## Problem requirements
Copy out all of the material, matching it word for word.

# start of Provided material

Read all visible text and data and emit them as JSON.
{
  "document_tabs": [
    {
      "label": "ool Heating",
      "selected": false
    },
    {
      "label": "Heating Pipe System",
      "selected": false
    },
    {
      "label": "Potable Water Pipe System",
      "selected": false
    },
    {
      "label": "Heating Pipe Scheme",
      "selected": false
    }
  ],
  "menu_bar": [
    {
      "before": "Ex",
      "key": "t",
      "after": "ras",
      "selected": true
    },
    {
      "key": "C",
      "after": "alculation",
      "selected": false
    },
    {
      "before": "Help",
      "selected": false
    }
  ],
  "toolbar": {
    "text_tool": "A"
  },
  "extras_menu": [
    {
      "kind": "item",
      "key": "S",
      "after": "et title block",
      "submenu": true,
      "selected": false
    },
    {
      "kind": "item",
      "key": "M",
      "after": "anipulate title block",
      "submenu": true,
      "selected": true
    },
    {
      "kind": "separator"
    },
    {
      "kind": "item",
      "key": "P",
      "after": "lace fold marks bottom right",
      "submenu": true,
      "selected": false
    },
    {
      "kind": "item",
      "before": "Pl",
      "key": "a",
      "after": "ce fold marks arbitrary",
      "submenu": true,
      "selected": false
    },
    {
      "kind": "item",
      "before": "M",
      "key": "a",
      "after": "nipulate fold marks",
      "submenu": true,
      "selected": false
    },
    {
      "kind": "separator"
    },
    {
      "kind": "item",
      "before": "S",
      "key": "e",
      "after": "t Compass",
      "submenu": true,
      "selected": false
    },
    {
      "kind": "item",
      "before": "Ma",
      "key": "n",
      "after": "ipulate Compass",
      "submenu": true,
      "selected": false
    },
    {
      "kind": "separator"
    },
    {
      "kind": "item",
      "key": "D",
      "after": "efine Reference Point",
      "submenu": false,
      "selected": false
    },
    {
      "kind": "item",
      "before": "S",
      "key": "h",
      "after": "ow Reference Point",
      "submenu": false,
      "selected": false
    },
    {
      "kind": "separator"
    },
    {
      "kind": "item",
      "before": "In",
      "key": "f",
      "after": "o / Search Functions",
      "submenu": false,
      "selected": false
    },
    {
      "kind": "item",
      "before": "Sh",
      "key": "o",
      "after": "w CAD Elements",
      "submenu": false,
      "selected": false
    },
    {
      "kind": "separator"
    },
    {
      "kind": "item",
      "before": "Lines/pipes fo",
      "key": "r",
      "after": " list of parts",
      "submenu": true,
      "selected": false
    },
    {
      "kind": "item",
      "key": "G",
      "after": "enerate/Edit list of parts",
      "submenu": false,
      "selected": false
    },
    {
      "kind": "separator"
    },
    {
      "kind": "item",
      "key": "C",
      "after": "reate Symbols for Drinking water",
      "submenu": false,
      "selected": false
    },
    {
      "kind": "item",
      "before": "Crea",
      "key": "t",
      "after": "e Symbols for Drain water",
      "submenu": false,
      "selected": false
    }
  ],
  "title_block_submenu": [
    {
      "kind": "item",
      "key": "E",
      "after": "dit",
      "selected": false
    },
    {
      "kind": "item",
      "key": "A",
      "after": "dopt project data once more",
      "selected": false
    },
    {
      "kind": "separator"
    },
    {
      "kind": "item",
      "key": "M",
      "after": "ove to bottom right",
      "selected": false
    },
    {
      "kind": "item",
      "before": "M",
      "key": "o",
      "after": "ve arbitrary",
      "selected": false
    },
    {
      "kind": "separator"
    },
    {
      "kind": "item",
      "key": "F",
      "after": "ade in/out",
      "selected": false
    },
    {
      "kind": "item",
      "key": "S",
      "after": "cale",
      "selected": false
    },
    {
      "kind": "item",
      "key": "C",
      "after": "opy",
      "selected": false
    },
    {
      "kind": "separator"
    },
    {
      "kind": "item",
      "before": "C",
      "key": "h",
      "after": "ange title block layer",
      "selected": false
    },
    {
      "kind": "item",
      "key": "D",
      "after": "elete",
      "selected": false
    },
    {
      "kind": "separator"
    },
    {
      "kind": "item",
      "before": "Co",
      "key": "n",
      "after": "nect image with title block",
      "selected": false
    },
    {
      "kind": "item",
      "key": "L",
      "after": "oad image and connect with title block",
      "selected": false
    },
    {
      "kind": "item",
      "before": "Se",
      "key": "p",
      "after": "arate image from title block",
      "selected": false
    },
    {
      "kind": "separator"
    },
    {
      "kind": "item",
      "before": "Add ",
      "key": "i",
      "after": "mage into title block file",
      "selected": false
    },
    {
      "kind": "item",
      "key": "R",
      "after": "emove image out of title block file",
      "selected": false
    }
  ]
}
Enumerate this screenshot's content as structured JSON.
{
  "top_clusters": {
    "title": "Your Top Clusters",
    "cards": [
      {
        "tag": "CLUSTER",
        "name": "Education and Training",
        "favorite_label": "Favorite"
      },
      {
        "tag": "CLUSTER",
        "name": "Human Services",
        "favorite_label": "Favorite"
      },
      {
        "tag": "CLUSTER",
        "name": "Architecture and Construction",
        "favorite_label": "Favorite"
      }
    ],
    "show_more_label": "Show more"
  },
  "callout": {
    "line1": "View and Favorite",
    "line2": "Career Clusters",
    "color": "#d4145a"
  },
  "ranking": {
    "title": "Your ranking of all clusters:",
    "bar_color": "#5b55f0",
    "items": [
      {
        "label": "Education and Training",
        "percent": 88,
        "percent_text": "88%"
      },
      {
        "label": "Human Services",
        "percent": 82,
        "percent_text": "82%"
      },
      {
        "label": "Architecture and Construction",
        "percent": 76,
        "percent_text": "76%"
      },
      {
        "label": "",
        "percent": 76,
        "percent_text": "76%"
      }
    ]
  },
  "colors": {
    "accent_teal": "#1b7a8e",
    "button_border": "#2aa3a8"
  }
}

# end of Provided material

## Answer for the task
Read all visible text and data and emit them as JSON.
{
  "document_tabs": [
    {
      "label": "ool Heating",
      "selected": false
    },
    {
      "label": "Heating Pipe System",
      "selected": false
    },
    {
      "label": "Potable Water Pipe System",
      "selected": false
    },
    {
      "label": "Heating Pipe Scheme",
      "selected": false
    }
  ],
  "menu_bar": [
    {
      "before": "Ex",
      "key": "t",
      "after": "ras",
      "selected": true
    },
    {
      "key": "C",
      "after": "alculation",
      "selected": false
    },
    {
      "before": "Help",
      "selected": false
    }
  ],
  "toolbar": {
    "text_tool": "A"
  },
  "extras_menu": [
    {
      "kind": "item",
      "key": "S",
      "after": "et title block",
      "submenu": true,
      "selected": false
    },
    {
      "kind": "item",
      "key": "M",
      "after": "anipulate title block",
      "submenu": true,
      "selected": true
    },
    {
      "kind": "separator"
    },
    {
      "kind": "item",
      "key": "P",
      "after": "lace fold marks bottom right",
      "submenu": true,
      "selected": false
    },
    {
      "kind": "item",
      "before": "Pl",
      "key": "a",
      "after": "ce fold marks arbitrary",
      "submenu": true,
      "selected": false
    },
    {
      "kind": "item",
      "before": "M",
      "key": "a",
      "after": "nipulate fold marks",
      "submenu": true,
      "selected": false
    },
    {
      "kind": "separator"
    },
    {
      "kind": "item",
      "before": "S",
      "key": "e",
      "after": "t Compass",
      "submenu": true,
      "selected": false
    },
    {
      "kind": "item",
      "before": "Ma",
      "key": "n",
      "after": "ipulate Compass",
      "submenu": true,
      "selected": false
    },
    {
      "kind": "separator"
    },
    {
      "kind": "item",
      "key": "D",
      "after": "efine Reference Point",
      "submenu": false,
      "selected": false
    },
    {
      "kind": "item",
      "before": "S",
      "key": "h",
      "after": "ow Reference Point",
      "submenu": false,
      "selected": false
    },
    {
      "kind": "separator"
    },
    {
      "kind": "item",
      "before": "In",
      "key": "f",
      "after": "o / Search Functions",
      "submenu": false,
      "selected": false
    },
    {
      "kind": "item",
      "before": "Sh",
      "key": "o",
      "after": "w CAD Elements",
      "submenu": false,
      "selected": false
    },
    {
      "kind": "separator"
    },
    {
      "kind": "item",
      "before": "Lines/pipes fo",
      "key": "r",
      "after": " list of parts",
      "submenu": true,
      "selected": false
    },
    {
      "kind": "item",
      "key": "G",
      "after": "enerate/Edit list of parts",
      "submenu": false,
      "selected": false
    },
    {
      "kind": "separator"
    },
    {
      "kind": "item",
      "key": "C",
      "after": "reate Symbols for Drinking water",
      "submenu": false,
      "selected": false
    },
    {
      "kind": "item",
      "before": "Crea",
      "key": "t",
      "after": "e Symbols for Drain water",
      "submenu": false,
      "selected": false
    }
  ],
  "title_block_submenu": [
    {
      "kind": "item",
      "key": "E",
      "after": "dit",
      "selected": false
    },
    {
      "kind": "item",
      "key": "A",
      "after": "dopt project data once more",
      "selected": false
    },
    {
      "kind": "separator"
    },
    {
      "kind": "item",
      "key": "M",
      "after": "ove to bottom right",
      "selected": false
    },
    {
      "kind": "item",
      "before": "M",
      "key": "o",
      "after": "ve arbitrary",
      "selected": false
    },
    {
      "kind": "separator"
    },
    {
      "kind": "item",
      "key": "F",
      "after": "ade in/out",
      "selected": false
    },
    {
      "kind": "item",
      "key": "S",
      "after": "cale",
      "selected": false
    },
    {
      "kind": "item",
      "key": "C",
      "after": "opy",
      "selected": false
    },
    {
      "kind": "separator"
    },
    {
      "kind": "item",
      "before": "C",
      "key": "h",
      "after": "ange title block layer",
      "selected": false
    },
    {
      "kind": "item",
      "key": "D",
      "after": "elete",
      "selected": false
    },
    {
      "kind": "separator"
    },
    {
      "kind": "item",
      "before": "Co",
      "key": "n",
      "after": "nect image with title block",
      "selected": false
    },
    {
      "kind": "item",
      "key": "L",
      "after": "oad image and connect with title block",
      "selected": false
    },
    {
      "kind": "item",
      "before": "Se",
      "key": "p",
      "after": "arate image from title block",
      "selected": false
    },
    {
      "kind": "separator"
    },
    {
      "kind": "item",
      "before": "Add ",
      "key": "i",
      "after": "mage into title block file",
      "selected": false
    },
    {
      "kind": "item",
      "key": "R",
      "after": "emove image out of title block file",
      "selected": false
    }
  ]
}
Enumerate this screenshot's content as structured JSON.
{
  "top_clusters": {
    "title": "Your Top Clusters",
    "cards": [
      {
        "tag": "CLUSTER",
        "name": "Education and Training",
        "favorite_label": "Favorite"
      },
      {
        "tag": "CLUSTER",
        "name": "Human Services",
        "favorite_label": "Favorite"
      },
      {
        "tag": "CLUSTER",
        "name": "Architecture and Construction",
        "favorite_label": "Favorite"
      }
    ],
    "show_more_label": "Show more"
  },
  "callout": {
    "line1": "View and Favorite",
    "line2": "Career Clusters",
    "color": "#d4145a"
  },
  "ranking": {
    "title": "Your ranking of all clusters:",
    "bar_color": "#5b55f0",
    "items": [
      {
        "label": "Education and Training",
        "percent": 88,
        "percent_text": "88%"
      },
      {
        "label": "Human Services",
        "percent": 82,
        "percent_text": "82%"
      },
      {
        "label": "Architecture and Construction",
        "percent": 76,
        "percent_text": "76%"
      },
      {
        "label": "",
        "percent": 76,
        "percent_text": "76%"
      }
    ]
  },
  "colors": {
    "accent_teal": "#1b7a8e",
    "button_border": "#2aa3a8"
  }
}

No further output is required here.